* **EXERCISE TASKS**:
#1 In the piece on Nigeria and the Igbo freedom drive, why does the author say the Nigerian agency helps Igbo freedom in spite of itself? Answer in one to three sentences.
#2 Rewrite the paragraph that begins "Nigeria, indeed, typifies" from the piece on Nigeria and the Igbo freedom drive as a short list of its main points.

Saturday, 30 July 2016

Back to the primer: How genocidist Nigeria enhances Igbo freedom drive

Herbert Ekwe-Ekwe

One of the obvious features any student of genocide picks up quite quickly about the perpetrator of this heinous crime is how open, less subtle, and often brazenly defiant they are with respect to their programme/policy towards a prescribed or targeted people. 

Nigeria, indeed, typifies this prototype but even more. Nigeria’s is crude, loathsome, vindictive, remorseless: read or listen to or examine the deeds of any genocidist Nigerian on this subject – from an Obafemi Awolowo to an Ibrahim Haruna or a Rilwan Akiolu or a Muhammadu Buhari, an Olusegun Obusonjo, a Yakubu Gowon... If anything, these attributes should and do alert the people so targeted – the Igbo, in this case. In effect, in its very words and deeds, the Nigeria genocidist agency aids Igbo freedom markedly despite itself.

* **EXCERPTED RECORDS**:

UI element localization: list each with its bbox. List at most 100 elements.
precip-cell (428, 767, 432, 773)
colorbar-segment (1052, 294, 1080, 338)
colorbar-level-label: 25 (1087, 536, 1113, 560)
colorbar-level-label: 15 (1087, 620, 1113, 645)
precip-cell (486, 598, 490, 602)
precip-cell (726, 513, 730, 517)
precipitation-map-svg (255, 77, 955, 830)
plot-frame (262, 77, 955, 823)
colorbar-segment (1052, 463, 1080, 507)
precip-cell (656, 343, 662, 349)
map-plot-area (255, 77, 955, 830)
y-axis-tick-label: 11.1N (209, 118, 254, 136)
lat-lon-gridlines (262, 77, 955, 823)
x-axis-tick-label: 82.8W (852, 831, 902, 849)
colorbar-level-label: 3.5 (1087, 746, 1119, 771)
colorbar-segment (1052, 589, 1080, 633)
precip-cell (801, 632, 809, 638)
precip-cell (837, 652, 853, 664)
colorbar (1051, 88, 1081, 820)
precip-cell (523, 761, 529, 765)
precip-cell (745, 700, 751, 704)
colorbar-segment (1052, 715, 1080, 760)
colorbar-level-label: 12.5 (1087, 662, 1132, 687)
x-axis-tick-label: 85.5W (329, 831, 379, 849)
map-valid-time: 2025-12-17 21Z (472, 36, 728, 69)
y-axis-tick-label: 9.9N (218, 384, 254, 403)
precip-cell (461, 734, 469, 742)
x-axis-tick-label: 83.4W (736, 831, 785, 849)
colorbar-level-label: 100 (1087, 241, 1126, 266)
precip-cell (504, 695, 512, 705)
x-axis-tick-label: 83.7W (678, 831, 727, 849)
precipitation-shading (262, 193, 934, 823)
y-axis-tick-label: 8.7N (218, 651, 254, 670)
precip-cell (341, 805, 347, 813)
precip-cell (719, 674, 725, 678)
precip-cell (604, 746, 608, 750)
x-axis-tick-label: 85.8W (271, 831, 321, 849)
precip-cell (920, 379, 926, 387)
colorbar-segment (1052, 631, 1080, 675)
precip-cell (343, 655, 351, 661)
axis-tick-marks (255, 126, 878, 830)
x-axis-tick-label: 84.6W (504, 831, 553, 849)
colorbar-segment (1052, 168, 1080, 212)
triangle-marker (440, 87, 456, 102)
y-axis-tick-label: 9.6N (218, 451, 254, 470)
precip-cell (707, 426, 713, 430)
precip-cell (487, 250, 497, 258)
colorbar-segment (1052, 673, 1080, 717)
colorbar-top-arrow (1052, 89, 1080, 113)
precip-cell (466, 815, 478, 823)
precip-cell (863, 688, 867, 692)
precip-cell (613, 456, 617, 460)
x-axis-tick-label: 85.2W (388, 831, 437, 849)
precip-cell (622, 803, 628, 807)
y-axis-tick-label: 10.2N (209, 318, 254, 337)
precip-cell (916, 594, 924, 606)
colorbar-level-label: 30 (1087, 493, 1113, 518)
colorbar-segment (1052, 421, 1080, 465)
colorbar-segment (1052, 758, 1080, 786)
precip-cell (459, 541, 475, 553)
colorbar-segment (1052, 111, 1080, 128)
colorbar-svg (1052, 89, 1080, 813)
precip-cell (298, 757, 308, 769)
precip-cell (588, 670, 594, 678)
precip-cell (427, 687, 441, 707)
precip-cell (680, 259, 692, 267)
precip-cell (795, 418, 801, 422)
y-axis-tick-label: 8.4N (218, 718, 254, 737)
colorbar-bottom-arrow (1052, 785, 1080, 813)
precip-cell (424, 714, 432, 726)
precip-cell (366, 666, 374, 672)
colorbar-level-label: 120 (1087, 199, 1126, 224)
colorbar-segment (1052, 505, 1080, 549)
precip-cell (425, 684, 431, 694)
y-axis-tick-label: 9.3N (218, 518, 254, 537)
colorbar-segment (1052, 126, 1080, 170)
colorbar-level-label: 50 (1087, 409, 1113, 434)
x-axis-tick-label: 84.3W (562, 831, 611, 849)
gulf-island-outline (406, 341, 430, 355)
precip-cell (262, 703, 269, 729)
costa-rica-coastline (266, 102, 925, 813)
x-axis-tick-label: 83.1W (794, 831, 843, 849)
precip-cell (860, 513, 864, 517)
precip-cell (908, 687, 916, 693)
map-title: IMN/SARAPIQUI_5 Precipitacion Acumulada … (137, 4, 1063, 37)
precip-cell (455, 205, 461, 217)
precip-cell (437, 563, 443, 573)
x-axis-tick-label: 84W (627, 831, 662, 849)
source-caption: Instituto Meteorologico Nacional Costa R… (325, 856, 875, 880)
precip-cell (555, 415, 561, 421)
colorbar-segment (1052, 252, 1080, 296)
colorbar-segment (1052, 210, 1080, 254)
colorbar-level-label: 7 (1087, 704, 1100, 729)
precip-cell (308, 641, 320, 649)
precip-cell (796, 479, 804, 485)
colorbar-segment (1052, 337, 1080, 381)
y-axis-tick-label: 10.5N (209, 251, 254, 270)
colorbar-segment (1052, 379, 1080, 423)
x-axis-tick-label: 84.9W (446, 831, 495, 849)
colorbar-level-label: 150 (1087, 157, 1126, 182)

* **SET OF ANSWERS**:
#1 The author says Nigeria's conduct toward the Igbo is open, crude, loathsome, vindictive and remorseless. According to the author, these traits warn the Igbo as the targeted people, so Nigeria's own words and deeds end up aiding Igbo freedom.

#2
- The author says Nigeria fits the pattern of open, defiant genocide perpetrators and goes beyond it.
- The author calls Nigeria's conduct crude, loathsome, vindictive and remorseless, as seen in the deeds of figures named from Obafemi Awolowo to Yakubu Gowon.
- According to the author, these traits alert the targeted people, the Igbo.
- The author concludes that the Nigerian agency's own words and deeds markedly aid Igbo freedom despite itself.